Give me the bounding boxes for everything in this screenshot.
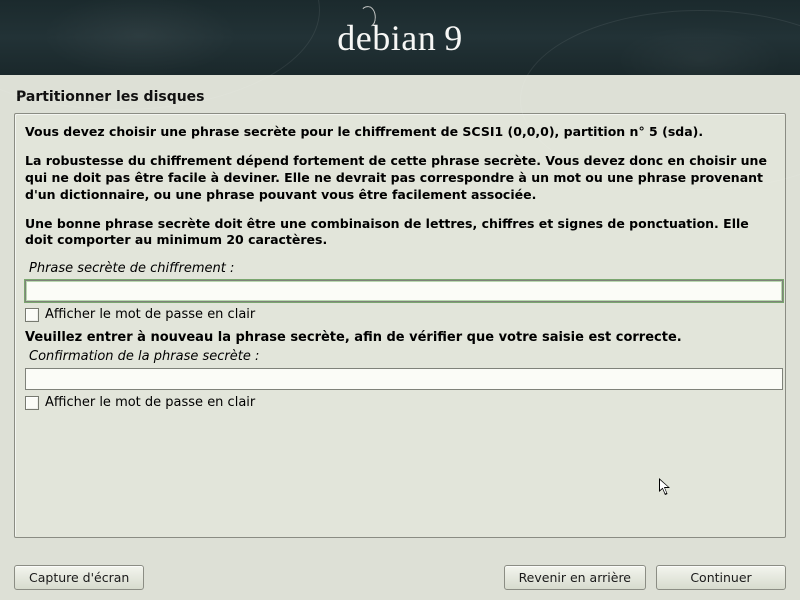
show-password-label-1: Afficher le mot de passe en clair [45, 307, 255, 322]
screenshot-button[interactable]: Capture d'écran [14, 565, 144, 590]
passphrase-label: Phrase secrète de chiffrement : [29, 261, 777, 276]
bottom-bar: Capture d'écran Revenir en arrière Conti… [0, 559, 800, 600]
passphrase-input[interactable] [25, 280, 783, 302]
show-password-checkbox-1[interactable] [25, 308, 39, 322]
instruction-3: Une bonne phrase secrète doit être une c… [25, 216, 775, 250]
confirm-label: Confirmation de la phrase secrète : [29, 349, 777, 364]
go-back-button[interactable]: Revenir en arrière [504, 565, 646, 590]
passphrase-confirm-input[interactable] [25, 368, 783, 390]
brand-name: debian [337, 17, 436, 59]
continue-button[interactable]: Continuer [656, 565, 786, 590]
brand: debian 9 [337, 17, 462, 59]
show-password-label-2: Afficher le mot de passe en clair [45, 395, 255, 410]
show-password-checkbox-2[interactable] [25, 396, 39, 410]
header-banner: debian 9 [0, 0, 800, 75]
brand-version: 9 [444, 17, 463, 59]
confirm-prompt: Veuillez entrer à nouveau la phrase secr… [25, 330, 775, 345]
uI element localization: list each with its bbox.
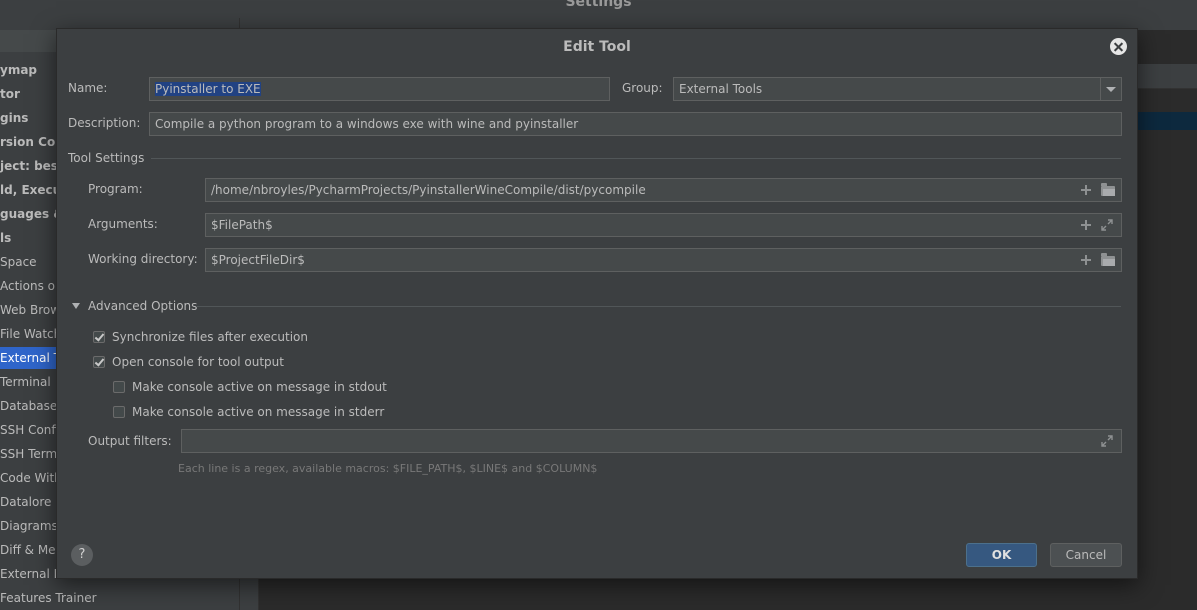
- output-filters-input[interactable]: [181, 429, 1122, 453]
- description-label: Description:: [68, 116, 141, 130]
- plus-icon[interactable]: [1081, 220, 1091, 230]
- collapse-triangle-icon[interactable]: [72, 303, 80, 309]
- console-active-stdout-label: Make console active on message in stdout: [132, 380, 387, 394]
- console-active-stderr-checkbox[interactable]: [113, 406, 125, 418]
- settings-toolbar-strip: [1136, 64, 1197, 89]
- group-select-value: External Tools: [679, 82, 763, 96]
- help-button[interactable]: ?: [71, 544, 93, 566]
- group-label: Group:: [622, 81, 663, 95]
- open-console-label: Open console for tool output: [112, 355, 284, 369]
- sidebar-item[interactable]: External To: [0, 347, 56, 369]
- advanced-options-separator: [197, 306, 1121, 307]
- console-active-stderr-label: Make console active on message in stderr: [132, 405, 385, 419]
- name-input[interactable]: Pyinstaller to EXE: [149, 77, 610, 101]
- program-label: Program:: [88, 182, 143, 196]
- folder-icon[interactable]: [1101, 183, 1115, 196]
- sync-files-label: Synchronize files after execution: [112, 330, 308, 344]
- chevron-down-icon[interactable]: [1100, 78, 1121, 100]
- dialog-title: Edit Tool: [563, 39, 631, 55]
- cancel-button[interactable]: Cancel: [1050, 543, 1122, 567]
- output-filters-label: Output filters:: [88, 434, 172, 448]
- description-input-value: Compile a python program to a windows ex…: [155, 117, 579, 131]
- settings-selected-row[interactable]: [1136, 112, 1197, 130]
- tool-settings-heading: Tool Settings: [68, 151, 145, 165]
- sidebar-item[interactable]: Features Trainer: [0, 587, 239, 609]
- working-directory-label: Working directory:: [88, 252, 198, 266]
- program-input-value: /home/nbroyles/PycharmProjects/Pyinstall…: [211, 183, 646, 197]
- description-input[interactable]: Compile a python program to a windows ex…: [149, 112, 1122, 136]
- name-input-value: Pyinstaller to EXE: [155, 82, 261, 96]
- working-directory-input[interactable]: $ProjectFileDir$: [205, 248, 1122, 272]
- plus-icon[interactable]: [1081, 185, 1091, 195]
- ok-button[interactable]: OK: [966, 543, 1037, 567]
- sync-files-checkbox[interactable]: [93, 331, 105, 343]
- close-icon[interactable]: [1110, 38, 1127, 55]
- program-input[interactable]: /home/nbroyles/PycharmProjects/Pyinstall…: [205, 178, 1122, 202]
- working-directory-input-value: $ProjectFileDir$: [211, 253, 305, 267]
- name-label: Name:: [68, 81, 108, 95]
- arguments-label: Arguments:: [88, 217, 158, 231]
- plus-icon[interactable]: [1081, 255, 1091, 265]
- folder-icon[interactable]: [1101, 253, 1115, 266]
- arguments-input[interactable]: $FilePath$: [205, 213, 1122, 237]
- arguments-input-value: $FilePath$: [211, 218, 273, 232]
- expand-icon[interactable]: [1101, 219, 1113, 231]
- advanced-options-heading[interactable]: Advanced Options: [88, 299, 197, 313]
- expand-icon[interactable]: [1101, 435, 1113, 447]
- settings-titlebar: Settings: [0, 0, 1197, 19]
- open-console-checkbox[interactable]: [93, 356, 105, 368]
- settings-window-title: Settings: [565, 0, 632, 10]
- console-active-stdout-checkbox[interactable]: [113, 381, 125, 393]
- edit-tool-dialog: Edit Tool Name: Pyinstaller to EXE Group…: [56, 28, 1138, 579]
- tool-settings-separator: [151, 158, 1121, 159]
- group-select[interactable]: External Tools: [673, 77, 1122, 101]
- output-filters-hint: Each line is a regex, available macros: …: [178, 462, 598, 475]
::::
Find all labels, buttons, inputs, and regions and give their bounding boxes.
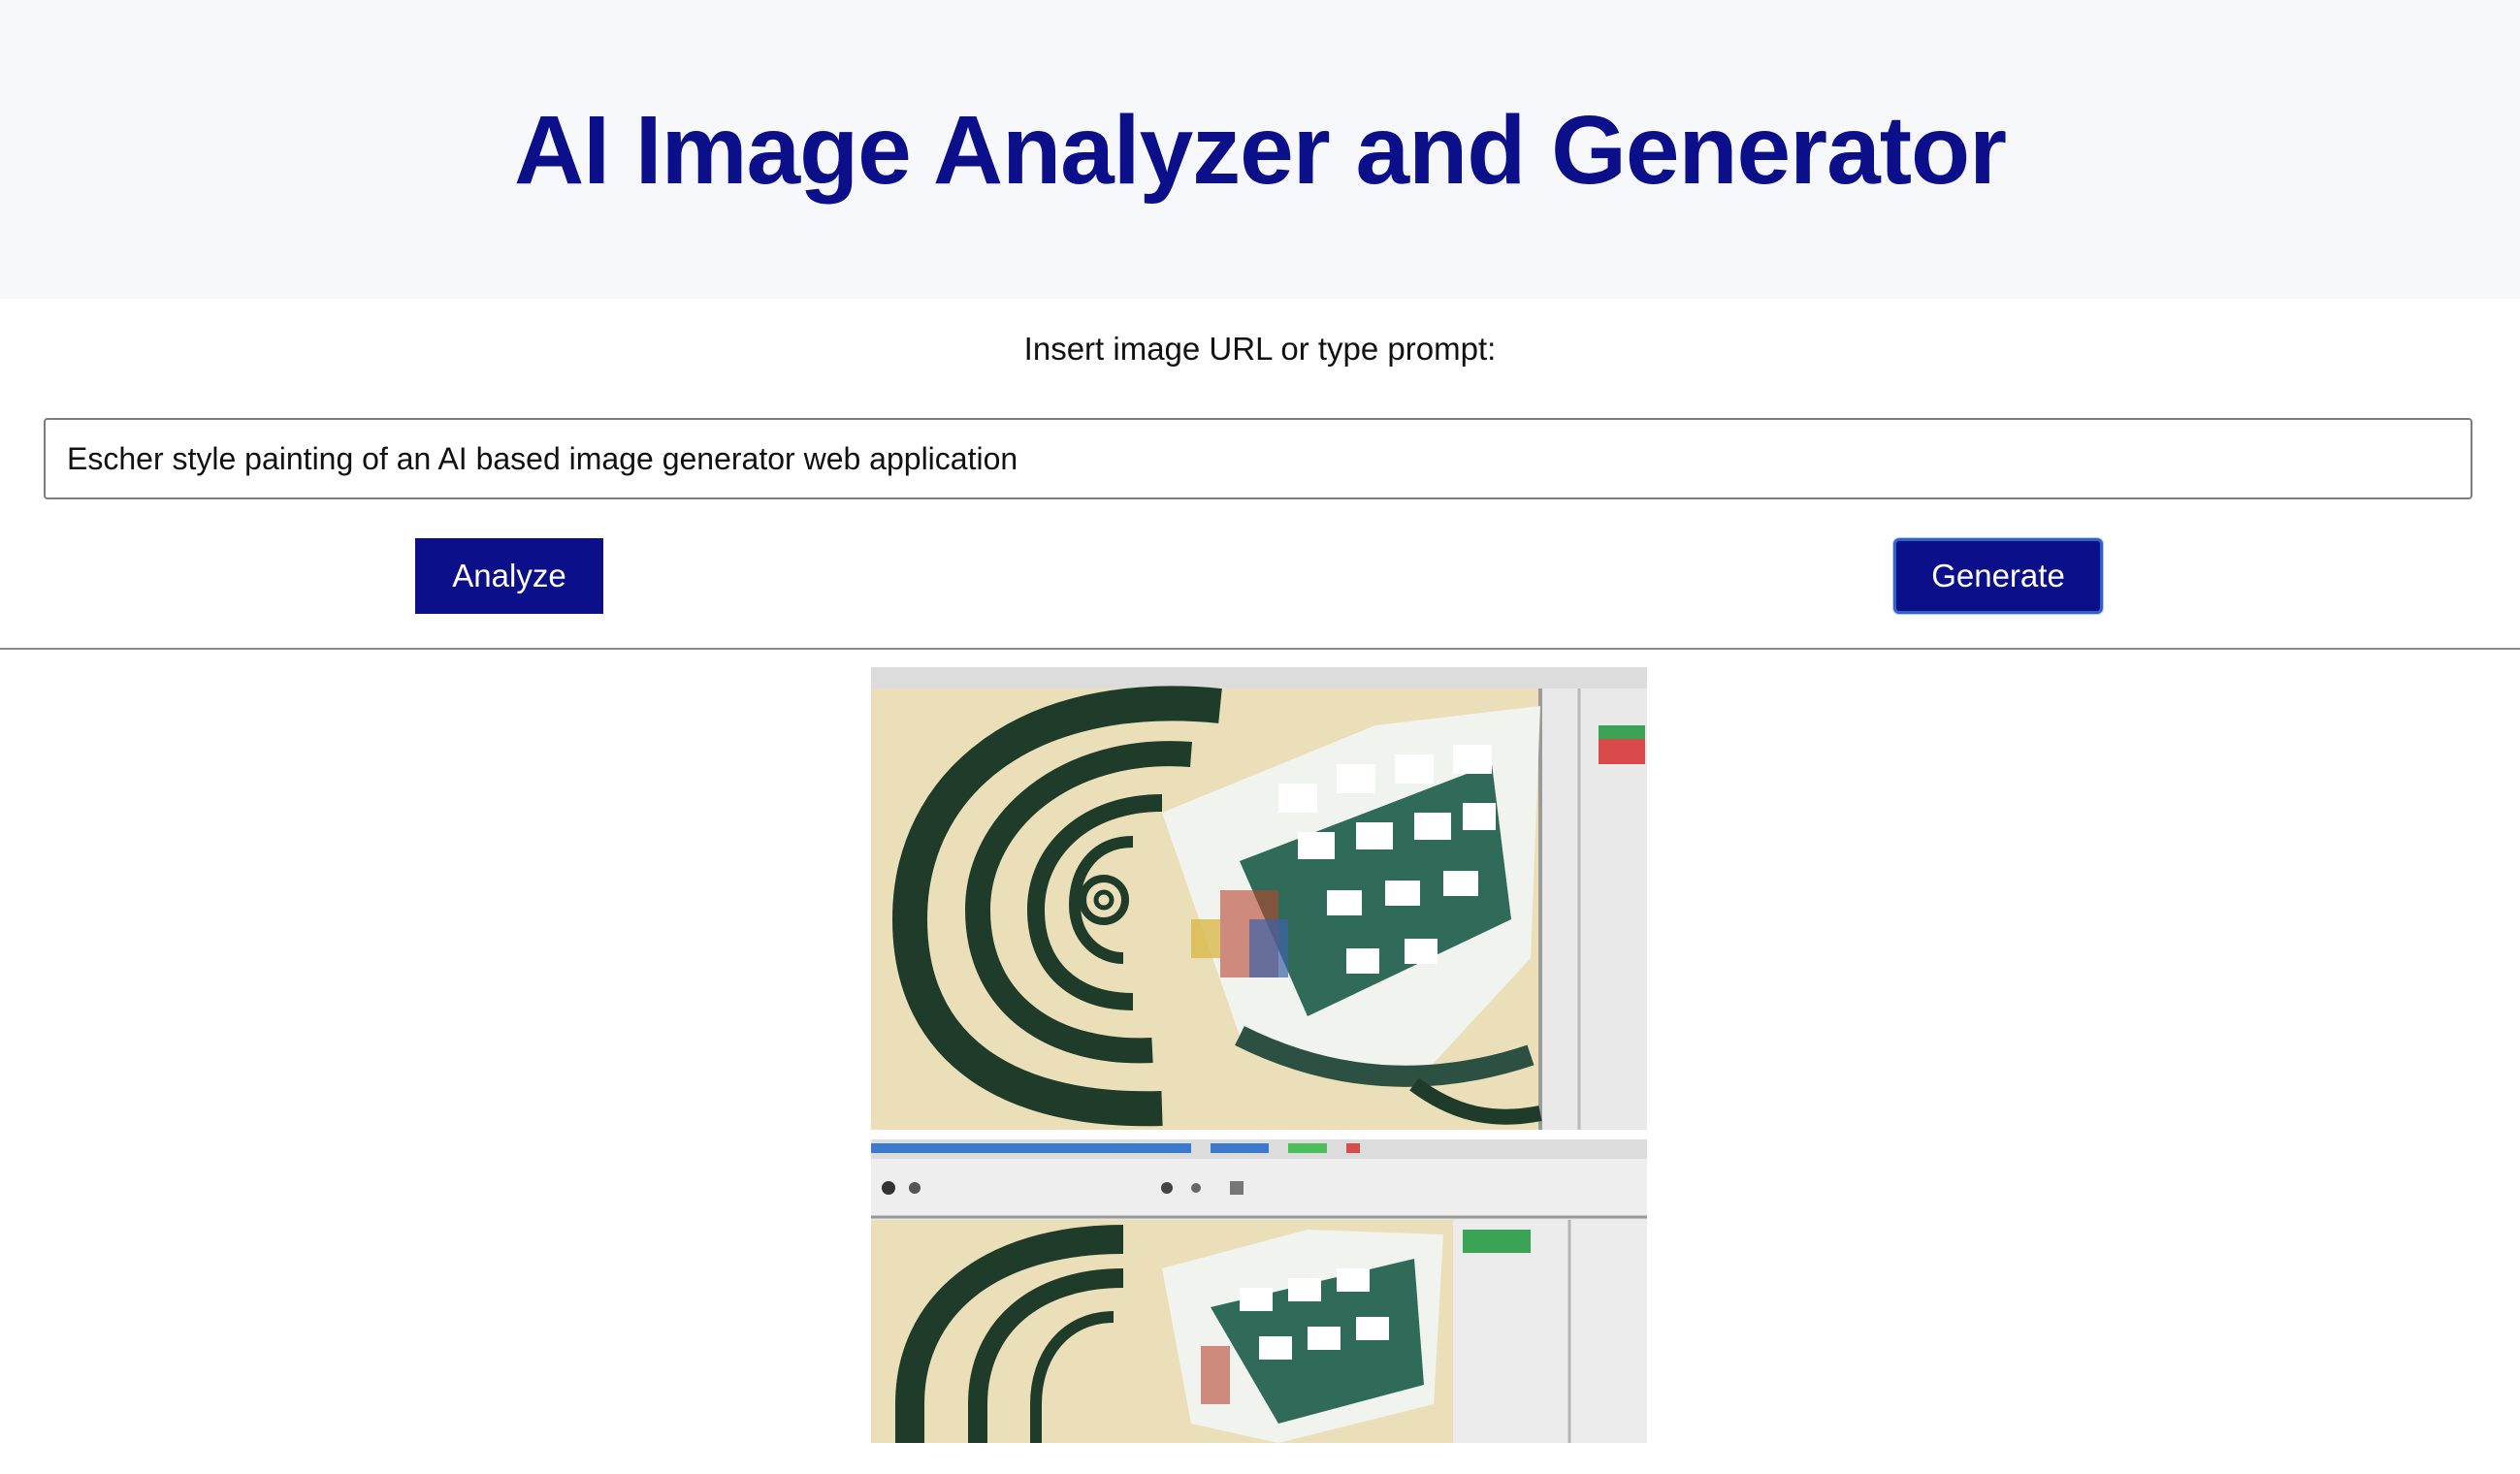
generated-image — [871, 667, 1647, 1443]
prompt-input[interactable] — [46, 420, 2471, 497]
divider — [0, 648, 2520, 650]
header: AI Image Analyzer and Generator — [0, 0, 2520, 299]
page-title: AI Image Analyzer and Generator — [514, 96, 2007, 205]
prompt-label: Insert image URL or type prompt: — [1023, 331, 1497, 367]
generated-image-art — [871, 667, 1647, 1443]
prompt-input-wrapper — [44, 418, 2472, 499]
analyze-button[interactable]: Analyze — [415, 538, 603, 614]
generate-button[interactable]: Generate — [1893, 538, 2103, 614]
::::
WHAT IS ASKED => Can you copy, unchanged, the stretch of items from the line containing "Find all labels, buttons, inputs, and" through the line containing "generate-button[interactable]: Generate —", leaving out any pictures?

OUTPUT =>
Find all labels, buttons, inputs, and regions and give their bounding boxes.
generated-image — [871, 667, 1647, 1443]
prompt-input[interactable] — [46, 420, 2471, 497]
divider — [0, 648, 2520, 650]
header: AI Image Analyzer and Generator — [0, 0, 2520, 299]
page-title: AI Image Analyzer and Generator — [514, 96, 2007, 205]
prompt-label: Insert image URL or type prompt: — [1023, 331, 1497, 367]
generated-image-art — [871, 667, 1647, 1443]
prompt-input-wrapper — [44, 418, 2472, 499]
analyze-button[interactable]: Analyze — [415, 538, 603, 614]
generate-button[interactable]: Generate — [1893, 538, 2103, 614]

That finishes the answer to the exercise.